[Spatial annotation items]

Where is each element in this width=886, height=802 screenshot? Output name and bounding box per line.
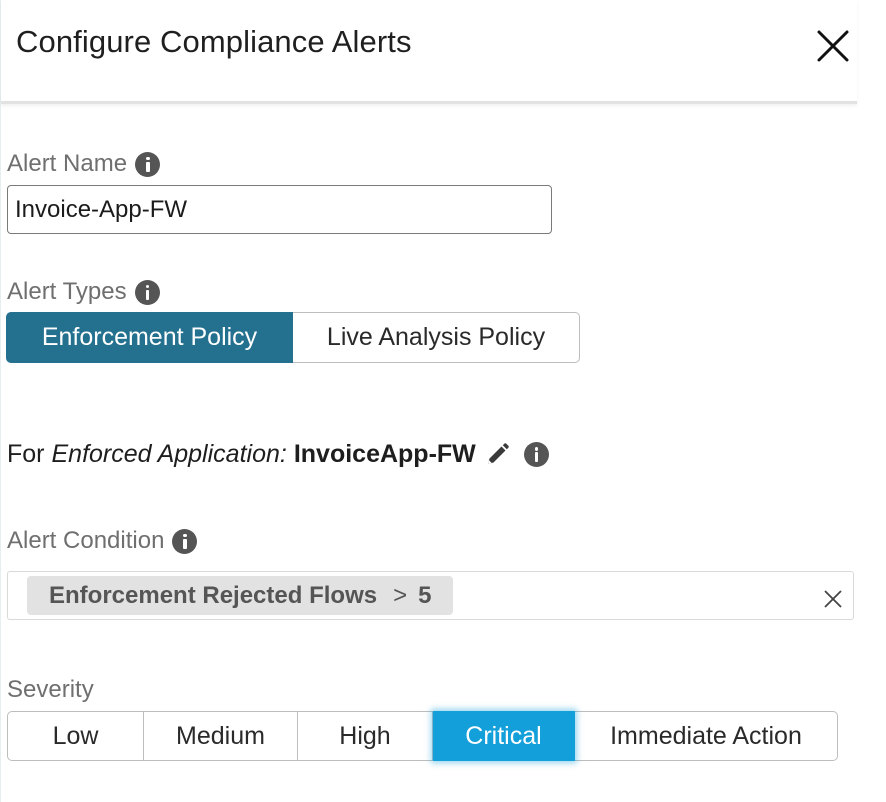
severity-medium[interactable]: Medium <box>144 711 298 761</box>
enforced-application-line: For Enforced Application: InvoiceApp-FW <box>7 440 549 469</box>
alert-types-label: Alert Types <box>7 278 160 306</box>
clear-condition-button[interactable] <box>823 589 843 609</box>
alert-name-label: Alert Name <box>7 150 161 178</box>
severity-label-text: Severity <box>7 676 94 703</box>
alert-type-live-analysis-policy[interactable]: Live Analysis Policy <box>293 312 580 363</box>
alert-condition-input[interactable]: Enforcement Rejected Flows > 5 <box>7 571 854 620</box>
condition-chip[interactable]: Enforcement Rejected Flows > 5 <box>27 576 454 615</box>
enforced-application-kind: Enforced Application: <box>51 440 287 468</box>
alert-name-input[interactable] <box>7 185 552 234</box>
alert-condition-label: Alert Condition <box>7 527 198 555</box>
enforced-application-name: InvoiceApp-FW <box>293 440 476 468</box>
alert-name-label-text: Alert Name <box>7 150 128 177</box>
alert-condition-label-text: Alert Condition <box>7 527 165 554</box>
alert-type-enforcement-policy[interactable]: Enforcement Policy <box>6 312 293 363</box>
info-icon[interactable] <box>135 151 161 177</box>
alert-types-label-text: Alert Types <box>7 278 127 305</box>
info-icon[interactable] <box>134 279 160 305</box>
info-icon[interactable] <box>172 528 198 554</box>
enforced-prefix: For <box>7 440 45 468</box>
close-icon <box>824 590 842 608</box>
dialog-header: Configure Compliance Alerts <box>1 0 857 104</box>
info-icon[interactable] <box>523 442 549 467</box>
pencil-icon[interactable] <box>484 442 510 468</box>
severity-label: Severity <box>7 676 94 704</box>
severity-critical[interactable]: Critical <box>433 711 575 761</box>
condition-operator: > <box>393 581 408 609</box>
condition-metric: Enforcement Rejected Flows <box>49 581 378 609</box>
severity-immediate-action[interactable]: Immediate Action <box>575 711 838 761</box>
severity-low[interactable]: Low <box>7 711 144 761</box>
severity-toggle: Low Medium High Critical Immediate Actio… <box>7 711 838 761</box>
condition-value: 5 <box>418 581 432 609</box>
close-button[interactable] <box>815 28 851 64</box>
dialog-title: Configure Compliance Alerts <box>16 24 412 59</box>
close-icon <box>817 30 849 62</box>
severity-high[interactable]: High <box>298 711 433 761</box>
alert-types-toggle: Enforcement Policy Live Analysis Policy <box>6 312 580 363</box>
configure-alerts-panel: Configure Compliance Alerts Alert Name A… <box>0 0 886 802</box>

■ REQUIREMENTS ■
Copy out the lines of the items above exactly, from the line containing "severity-medium[interactable]: Medium <box>144" through the line containing "alert-condition-label-text: Alert Condition", with both end lines included.

■ RIGHT ANSWER ■
severity-medium[interactable]: Medium <box>144 711 298 761</box>
enforced-application-line: For Enforced Application: InvoiceApp-FW <box>7 440 549 469</box>
alert-types-label: Alert Types <box>7 278 160 306</box>
clear-condition-button[interactable] <box>823 589 843 609</box>
alert-name-label: Alert Name <box>7 150 161 178</box>
severity-label-text: Severity <box>7 676 94 703</box>
alert-type-live-analysis-policy[interactable]: Live Analysis Policy <box>293 312 580 363</box>
alert-condition-input[interactable]: Enforcement Rejected Flows > 5 <box>7 571 854 620</box>
condition-chip[interactable]: Enforcement Rejected Flows > 5 <box>27 576 454 615</box>
enforced-application-kind: Enforced Application: <box>51 440 287 468</box>
alert-name-input[interactable] <box>7 185 552 234</box>
alert-condition-label: Alert Condition <box>7 527 198 555</box>
enforced-application-name: InvoiceApp-FW <box>293 440 476 468</box>
alert-name-label-text: Alert Name <box>7 150 128 177</box>
alert-condition-label-text: Alert Condition <box>7 527 165 554</box>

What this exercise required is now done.